Records from a data source
______________________________
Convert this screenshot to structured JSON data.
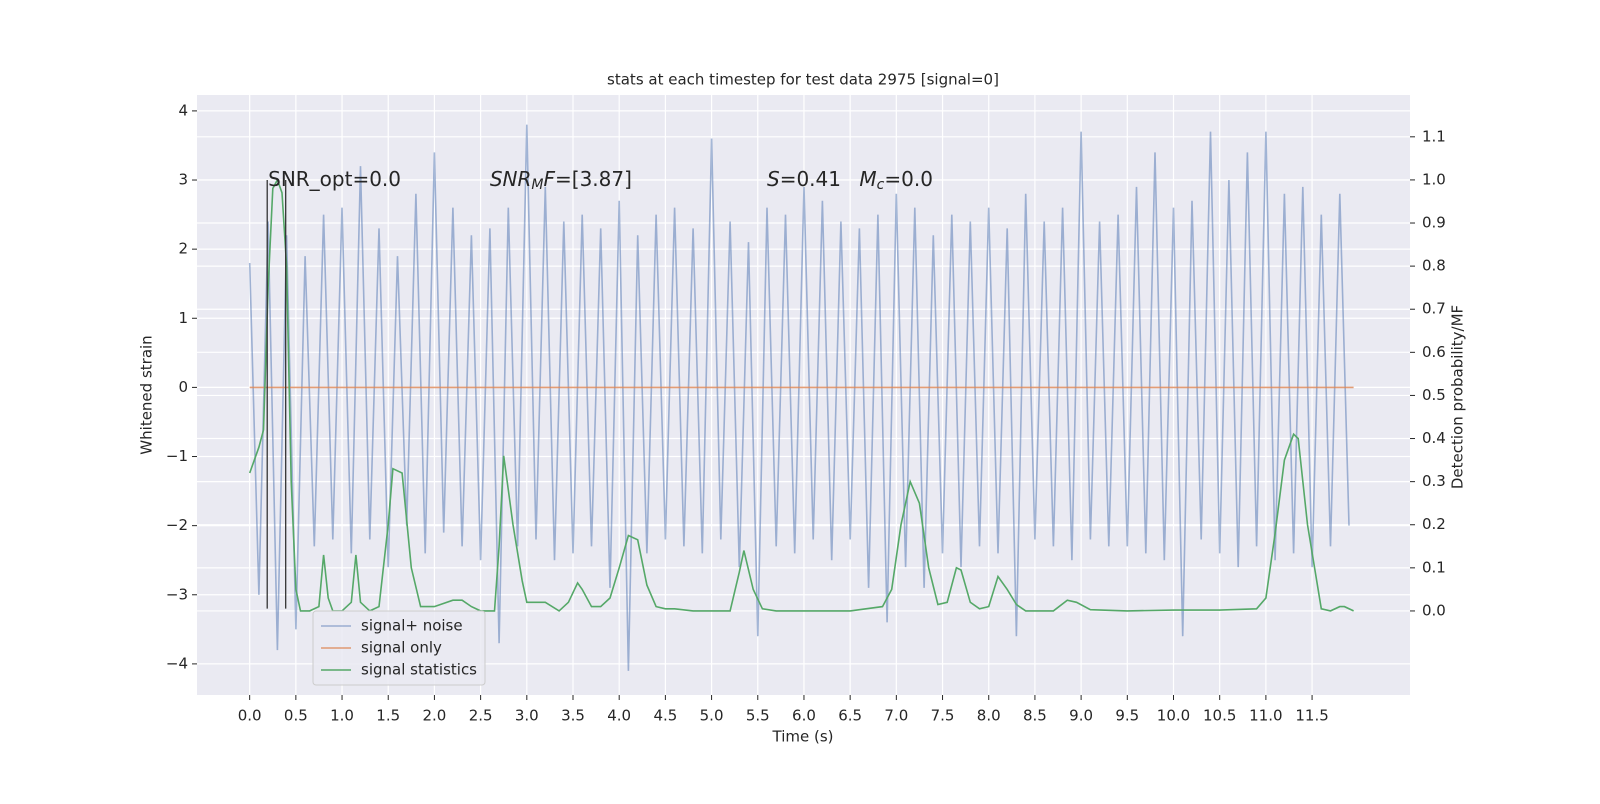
{
  "chart_data": {
    "type": "line",
    "title": "stats at each timestep for test data 2975 [signal=0]",
    "x_label": "Time (s)",
    "y_label": "Whitened strain",
    "y2_label": "Detection probability/MF",
    "xlim": [
      -0.57,
      12.56
    ],
    "ylim": [
      -4.45,
      4.23
    ],
    "y2lim": [
      -0.195,
      1.197
    ],
    "xticks": [
      {
        "value": 0,
        "label": "0.0"
      },
      {
        "value": 0.5,
        "label": "0.5"
      },
      {
        "value": 1,
        "label": "1.0"
      },
      {
        "value": 1.5,
        "label": "1.5"
      },
      {
        "value": 2,
        "label": "2.0"
      },
      {
        "value": 2.5,
        "label": "2.5"
      },
      {
        "value": 3,
        "label": "3.0"
      },
      {
        "value": 3.5,
        "label": "3.5"
      },
      {
        "value": 4,
        "label": "4.0"
      },
      {
        "value": 4.5,
        "label": "4.5"
      },
      {
        "value": 5,
        "label": "5.0"
      },
      {
        "value": 5.5,
        "label": "5.5"
      },
      {
        "value": 6,
        "label": "6.0"
      },
      {
        "value": 6.5,
        "label": "6.5"
      },
      {
        "value": 7,
        "label": "7.0"
      },
      {
        "value": 7.5,
        "label": "7.5"
      },
      {
        "value": 8,
        "label": "8.0"
      },
      {
        "value": 8.5,
        "label": "8.5"
      },
      {
        "value": 9,
        "label": "9.0"
      },
      {
        "value": 9.5,
        "label": "9.5"
      },
      {
        "value": 10,
        "label": "10.0"
      },
      {
        "value": 10.5,
        "label": "10.5"
      },
      {
        "value": 11,
        "label": "11.0"
      },
      {
        "value": 11.5,
        "label": "11.5"
      }
    ],
    "yticks": [
      {
        "value": -4,
        "label": "−4"
      },
      {
        "value": -3,
        "label": "−3"
      },
      {
        "value": -2,
        "label": "−2"
      },
      {
        "value": -1,
        "label": "−1"
      },
      0,
      1,
      2,
      3,
      4
    ],
    "y2ticks": [
      {
        "value": 0,
        "label": "0.0"
      },
      {
        "value": 0.1,
        "label": "0.1"
      },
      {
        "value": 0.2,
        "label": "0.2"
      },
      {
        "value": 0.3,
        "label": "0.3"
      },
      {
        "value": 0.4,
        "label": "0.4"
      },
      {
        "value": 0.5,
        "label": "0.5"
      },
      {
        "value": 0.6,
        "label": "0.6"
      },
      {
        "value": 0.7,
        "label": "0.7"
      },
      {
        "value": 0.8,
        "label": "0.8"
      },
      {
        "value": 0.9,
        "label": "0.9"
      },
      {
        "value": 1.0,
        "label": "1.0"
      },
      {
        "value": 1.1,
        "label": "1.1"
      }
    ],
    "grid": true,
    "legend": "lower left",
    "series": [
      {
        "name": "signal+ noise",
        "color": "#4c72b0",
        "opacity": 0.5,
        "axis": "y",
        "x": [
          0,
          0.1,
          0.2,
          0.3,
          0.4,
          0.5,
          0.6,
          0.7,
          0.8,
          0.9,
          1,
          1.1,
          1.2,
          1.3,
          1.4,
          1.5,
          1.6,
          1.7,
          1.8,
          1.9,
          2,
          2.1,
          2.2,
          2.3,
          2.4,
          2.5,
          2.6,
          2.7,
          2.8,
          2.9,
          3,
          3.1,
          3.2,
          3.3,
          3.4,
          3.5,
          3.6,
          3.7,
          3.8,
          3.9,
          4,
          4.1,
          4.2,
          4.3,
          4.4,
          4.5,
          4.6,
          4.7,
          4.8,
          4.9,
          5,
          5.1,
          5.2,
          5.3,
          5.4,
          5.5,
          5.6,
          5.7,
          5.8,
          5.9,
          6,
          6.1,
          6.2,
          6.3,
          6.4,
          6.5,
          6.6,
          6.7,
          6.8,
          6.9,
          7,
          7.1,
          7.2,
          7.3,
          7.4,
          7.5,
          7.6,
          7.7,
          7.8,
          7.9,
          8,
          8.1,
          8.2,
          8.3,
          8.4,
          8.5,
          8.6,
          8.7,
          8.8,
          8.9,
          9,
          9.1,
          9.2,
          9.3,
          9.4,
          9.5,
          9.6,
          9.7,
          9.8,
          9.9,
          10,
          10.1,
          10.2,
          10.3,
          10.4,
          10.5,
          10.6,
          10.7,
          10.8,
          10.9,
          11,
          11.1,
          11.2,
          11.3,
          11.4,
          11.5,
          11.6,
          11.7,
          11.8,
          11.9
        ],
        "values": [
          1.8,
          -3.0,
          2.4,
          -3.8,
          2.2,
          -3.5,
          1.9,
          -2.3,
          2.5,
          -2.2,
          2.6,
          -2.4,
          3.2,
          -2.2,
          2.3,
          -2.6,
          1.9,
          -2.0,
          2.8,
          -2.4,
          3.4,
          -2.1,
          2.6,
          -2.3,
          2.2,
          -2.5,
          2.3,
          -3.7,
          2.6,
          -2.3,
          3.8,
          -2.2,
          2.9,
          -2.5,
          2.4,
          -2.4,
          2.5,
          -2.3,
          2.3,
          -2.9,
          2.7,
          -4.1,
          2.2,
          -2.4,
          2.5,
          -2.2,
          2.6,
          -2.3,
          2.3,
          -2.4,
          3.6,
          -2.2,
          2.4,
          -2.6,
          2.1,
          -3.6,
          2.6,
          -2.3,
          2.5,
          -2.4,
          2.9,
          -2.2,
          2.7,
          -2.5,
          2.4,
          -2.2,
          2.3,
          -2.9,
          2.5,
          -3.4,
          2.8,
          -2.6,
          2.6,
          -2.9,
          2.2,
          -2.4,
          2.5,
          -2.6,
          2.4,
          -2.3,
          2.6,
          -2.4,
          2.3,
          -3.6,
          2.8,
          -2.2,
          2.4,
          -2.3,
          2.6,
          -2.5,
          3.7,
          -2.2,
          2.4,
          -2.3,
          2.5,
          -2.3,
          2.9,
          -2.4,
          3.4,
          -2.5,
          2.6,
          -3.6,
          2.7,
          -2.2,
          3.7,
          -2.4,
          3.0,
          -2.6,
          3.4,
          -2.3,
          3.7,
          -2.5,
          2.8,
          -2.4,
          2.9,
          -2.6,
          2.5,
          -2.3,
          2.8,
          -2.0
        ]
      },
      {
        "name": "signal only",
        "color": "#dd8452",
        "opacity": 0.8,
        "axis": "y",
        "x": [
          0,
          11.95
        ],
        "values": [
          0,
          0
        ]
      },
      {
        "name": "signal statistics",
        "color": "#55a868",
        "opacity": 1,
        "axis": "y2",
        "x": [
          0,
          0.1,
          0.15,
          0.2,
          0.25,
          0.3,
          0.35,
          0.4,
          0.45,
          0.5,
          0.55,
          0.65,
          0.75,
          0.8,
          0.85,
          0.9,
          1.0,
          1.1,
          1.15,
          1.2,
          1.3,
          1.4,
          1.5,
          1.55,
          1.65,
          1.75,
          1.85,
          2.0,
          2.2,
          2.3,
          2.4,
          2.5,
          2.65,
          2.7,
          2.75,
          2.85,
          2.95,
          3.0,
          3.2,
          3.35,
          3.45,
          3.55,
          3.6,
          3.7,
          3.8,
          3.9,
          4.0,
          4.1,
          4.2,
          4.3,
          4.4,
          4.5,
          4.6,
          4.8,
          5.0,
          5.2,
          5.3,
          5.35,
          5.45,
          5.55,
          5.7,
          6.0,
          6.5,
          6.85,
          6.95,
          7.05,
          7.15,
          7.25,
          7.35,
          7.45,
          7.55,
          7.65,
          7.7,
          7.8,
          7.9,
          8.0,
          8.1,
          8.2,
          8.3,
          8.4,
          8.7,
          8.85,
          8.95,
          9.1,
          9.5,
          10.0,
          10.5,
          10.9,
          11.0,
          11.1,
          11.2,
          11.3,
          11.35,
          11.45,
          11.55,
          11.6,
          11.7,
          11.8,
          11.85,
          11.95
        ],
        "values": [
          0.32,
          0.38,
          0.42,
          0.75,
          0.98,
          1.0,
          0.97,
          0.8,
          0.3,
          0.05,
          0.0,
          0.0,
          0.01,
          0.13,
          0.03,
          0.0,
          0.0,
          0.02,
          0.13,
          0.02,
          0.0,
          0.01,
          0.2,
          0.33,
          0.32,
          0.1,
          0.01,
          0.01,
          0.025,
          0.025,
          0.01,
          0.0,
          0.0,
          0.15,
          0.36,
          0.2,
          0.07,
          0.02,
          0.02,
          0.0,
          0.02,
          0.065,
          0.05,
          0.01,
          0.01,
          0.03,
          0.1,
          0.175,
          0.165,
          0.06,
          0.01,
          0.005,
          0.005,
          0.0,
          0.0,
          0.0,
          0.09,
          0.14,
          0.05,
          0.005,
          0.0,
          0.0,
          0.0,
          0.01,
          0.05,
          0.2,
          0.3,
          0.25,
          0.1,
          0.015,
          0.02,
          0.1,
          0.095,
          0.02,
          0.005,
          0.01,
          0.08,
          0.05,
          0.015,
          0.0,
          0.0,
          0.025,
          0.02,
          0.003,
          0.0,
          0.002,
          0.002,
          0.005,
          0.03,
          0.18,
          0.35,
          0.41,
          0.4,
          0.2,
          0.07,
          0.005,
          0.0,
          0.01,
          0.01,
          0.0
        ]
      }
    ],
    "vertical_lines": {
      "color": "#333333",
      "x": [
        0.19,
        0.39
      ],
      "y": [
        -3.2,
        3.0
      ]
    },
    "annotations": [
      {
        "x": 0.2,
        "y": 3.0,
        "parts": [
          {
            "text": "SNR_opt=0.0"
          }
        ]
      },
      {
        "x": 2.6,
        "y": 3.0,
        "parts": [
          {
            "text": "SNR",
            "italic": true
          },
          {
            "text": "M",
            "italic": true,
            "sub": true
          },
          {
            "text": "F",
            "italic": true
          },
          {
            "text": "=[3.87]"
          }
        ]
      },
      {
        "x": 5.6,
        "y": 3.0,
        "parts": [
          {
            "text": "S",
            "italic": true
          },
          {
            "text": "=0.41"
          }
        ]
      },
      {
        "x": 6.6,
        "y": 3.0,
        "parts": [
          {
            "text": "M",
            "italic": true
          },
          {
            "text": "c",
            "italic": true,
            "sub": true
          },
          {
            "text": "=0.0"
          }
        ]
      }
    ]
  }
}
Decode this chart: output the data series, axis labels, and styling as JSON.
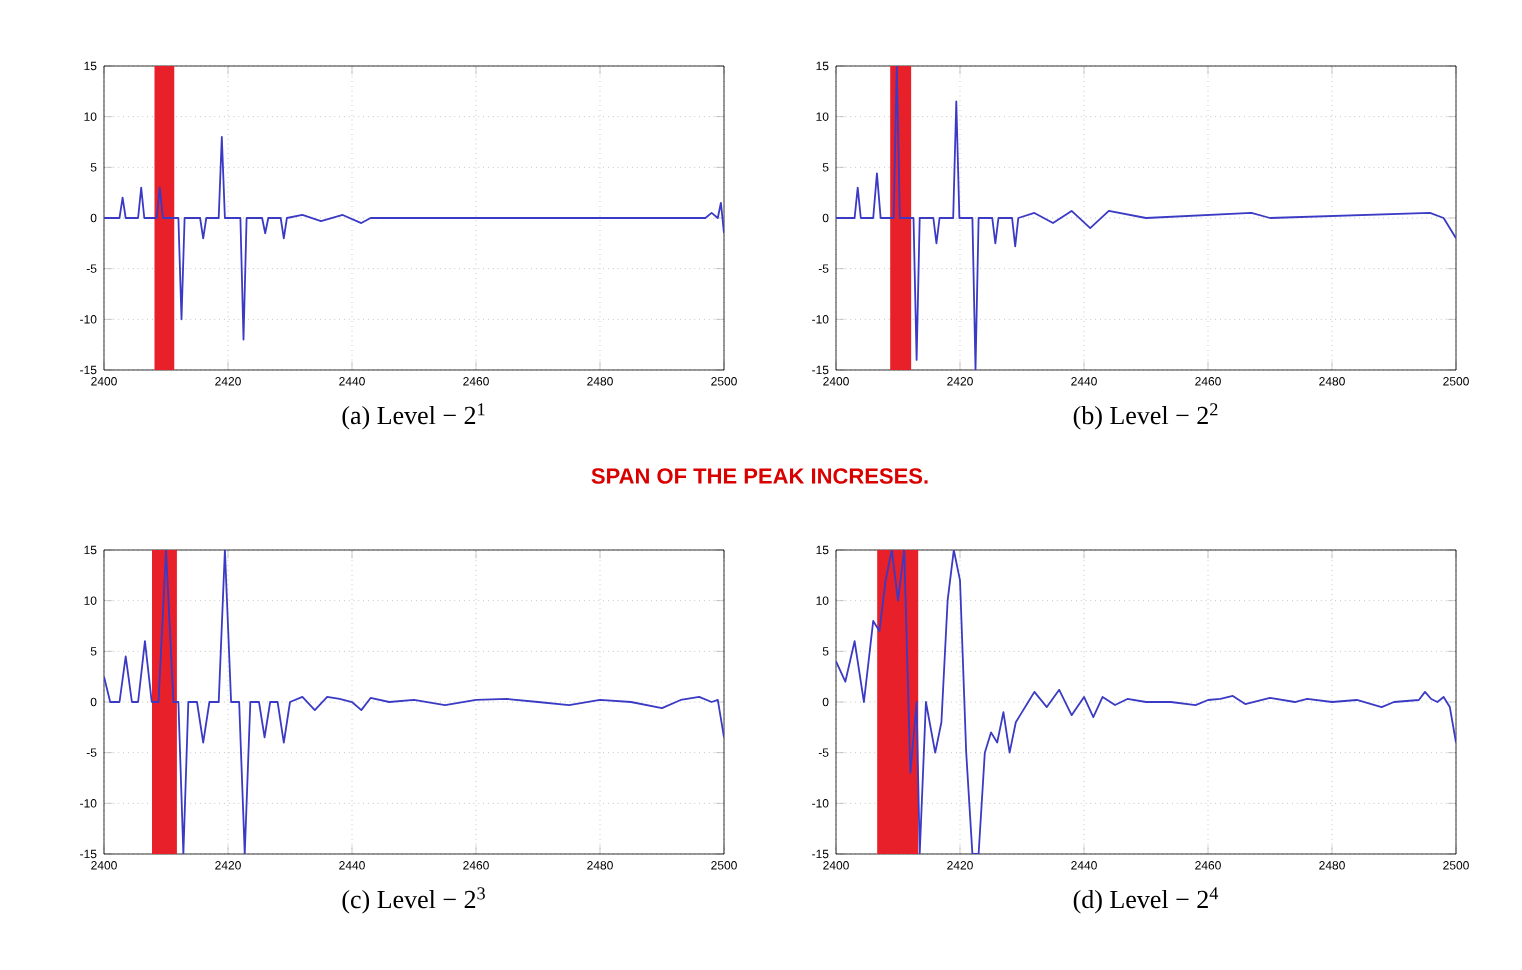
______________________________
* **DIRECTIONS FOR THIS TASK**: All lines above containing the string "series" are to be collected.

* **RESULT OF THIS TASK**:
    "series": [
Decode this chart: output the data series, axis labels, and styling as JSON.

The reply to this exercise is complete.